>> START Data for processing
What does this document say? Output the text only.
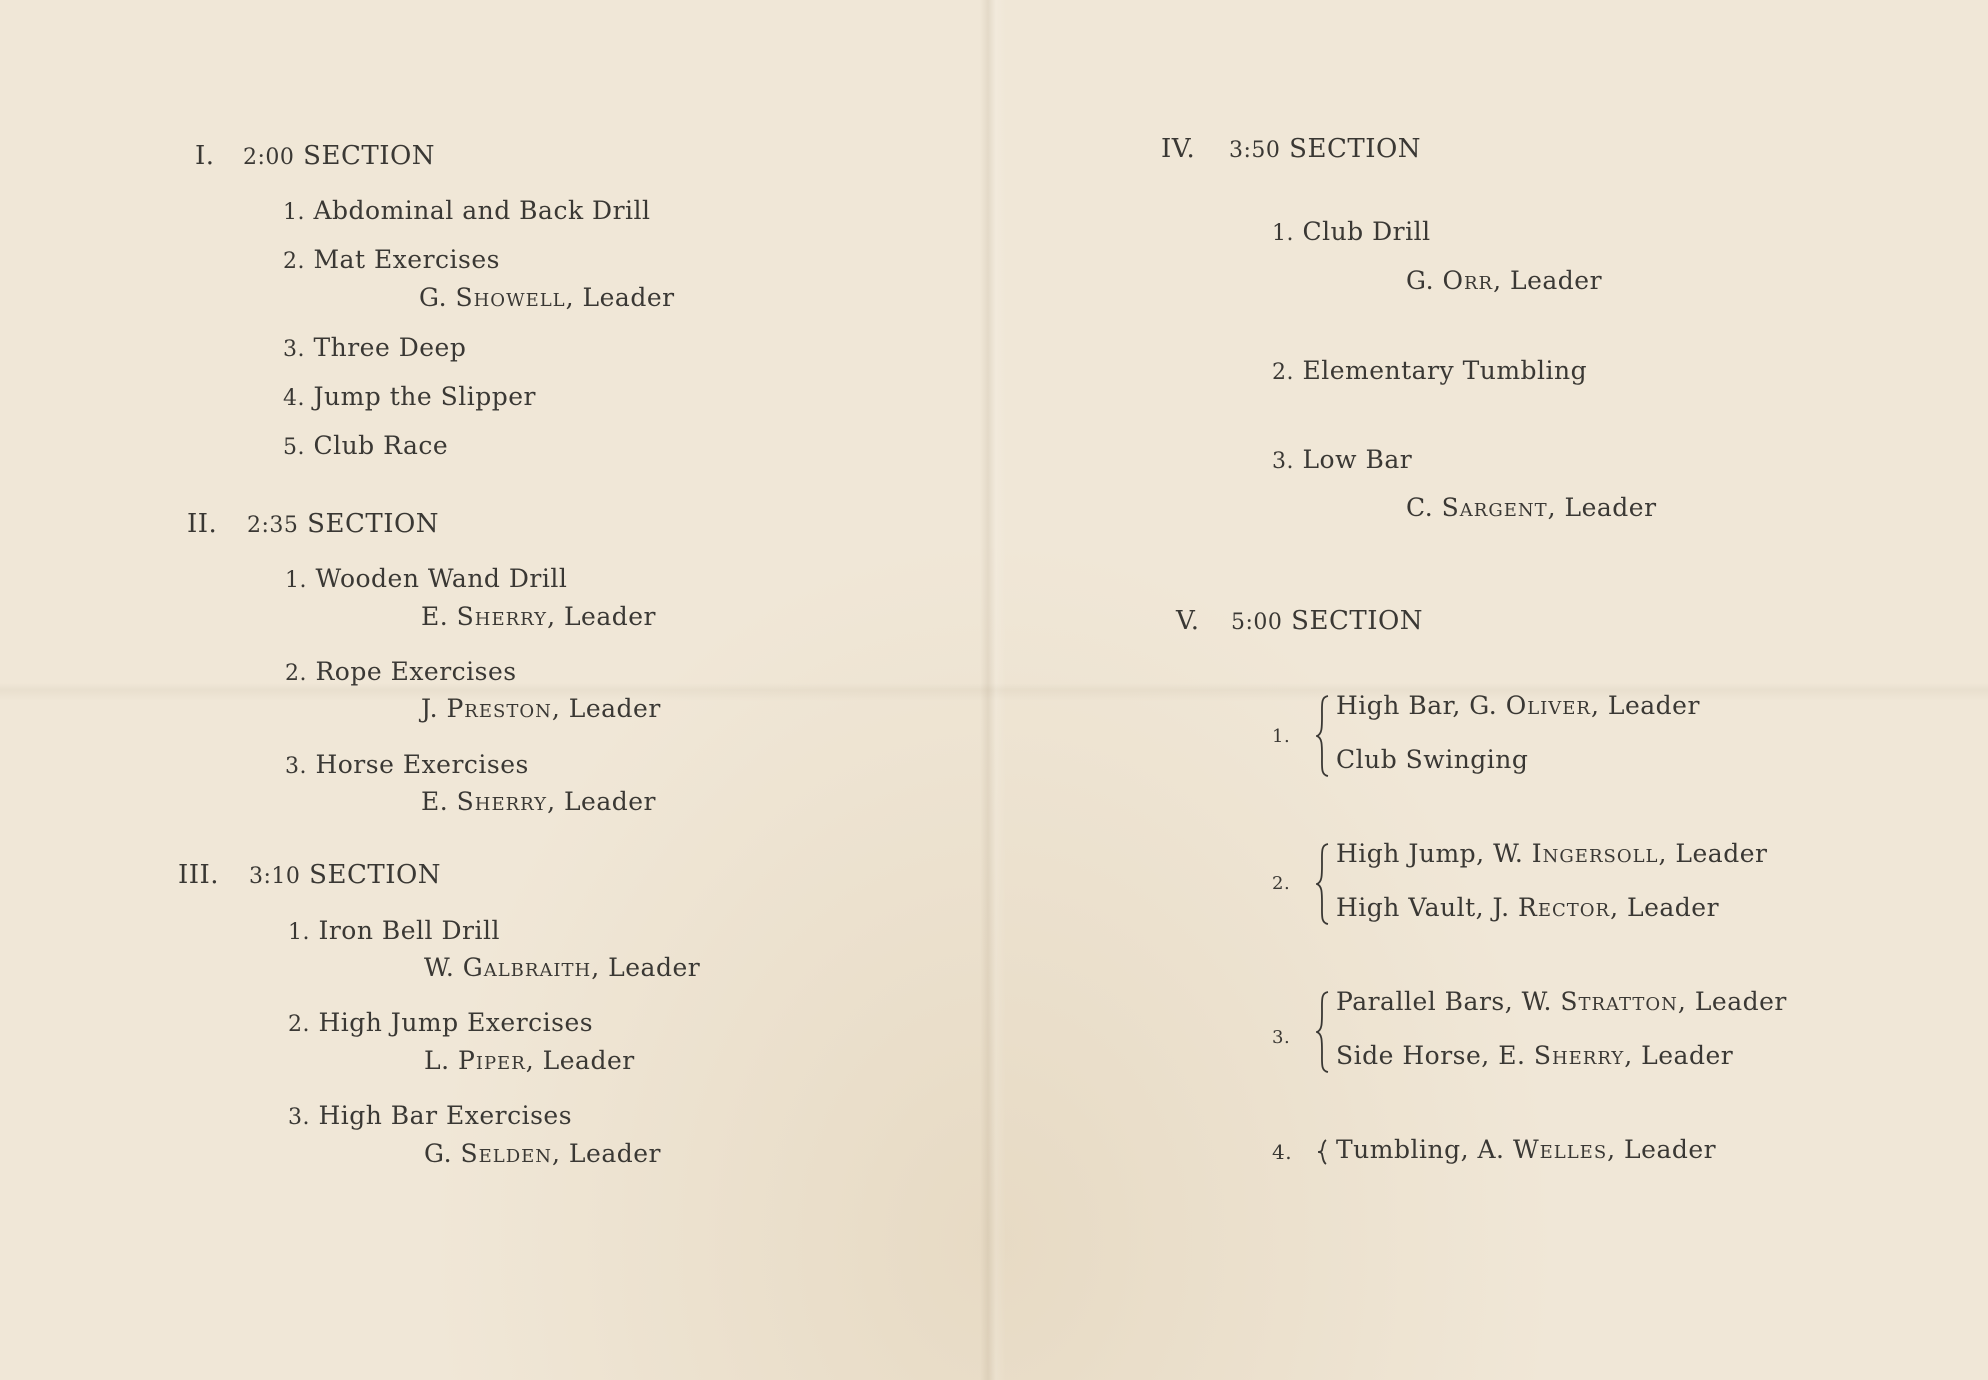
I. 2:00 SECTION
1. Abdominal and Back Drill
2. Mat Exercises
G. Showell, Leader
3. Three Deep
4. Jump the Slipper
5. Club Race
II. 2:35 SECTION
1. Wooden Wand Drill
E. Sherry, Leader
2. Rope Exercises
J. Preston, Leader
3. Horse Exercises
E. Sherry, Leader
III. 3:10 SECTION
1. Iron Bell Drill
W. Galbraith, Leader
2. High Jump Exercises
L. Piper, Leader
3. High Bar Exercises
G. Selden, Leader
IV. 3:50 SECTION
1. Club Drill
G. Orr, Leader
2. Elementary Tumbling
3. Low Bar
C. Sargent, Leader
V. 5:00 SECTION
1.
High Bar, G. Oliver, Leader
Club Swinging
2.
High Jump, W. Ingersoll, Leader
High Vault, J. Rector, Leader
3.
Parallel Bars, W. Stratton, Leader
Side Horse, E. Sherry, Leader
4. Tumbling, A. Welles, Leader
>> END Data for processing
# Directions
Print all the records again exactly; do not include any picture.

# Response below
What does this document say? Output the text only.
I. 2:00 SECTION
1. Abdominal and Back Drill
2. Mat Exercises
G. Showell, Leader
3. Three Deep
4. Jump the Slipper
5. Club Race
II. 2:35 SECTION
1. Wooden Wand Drill
E. Sherry, Leader
2. Rope Exercises
J. Preston, Leader
3. Horse Exercises
E. Sherry, Leader
III. 3:10 SECTION
1. Iron Bell Drill
W. Galbraith, Leader
2. High Jump Exercises
L. Piper, Leader
3. High Bar Exercises
G. Selden, Leader
IV. 3:50 SECTION
1. Club Drill
G. Orr, Leader
2. Elementary Tumbling
3. Low Bar
C. Sargent, Leader
V. 5:00 SECTION
1.
High Bar, G. Oliver, Leader
Club Swinging
2.
High Jump, W. Ingersoll, Leader
High Vault, J. Rector, Leader
3.
Parallel Bars, W. Stratton, Leader
Side Horse, E. Sherry, Leader
4. Tumbling, A. Welles, Leader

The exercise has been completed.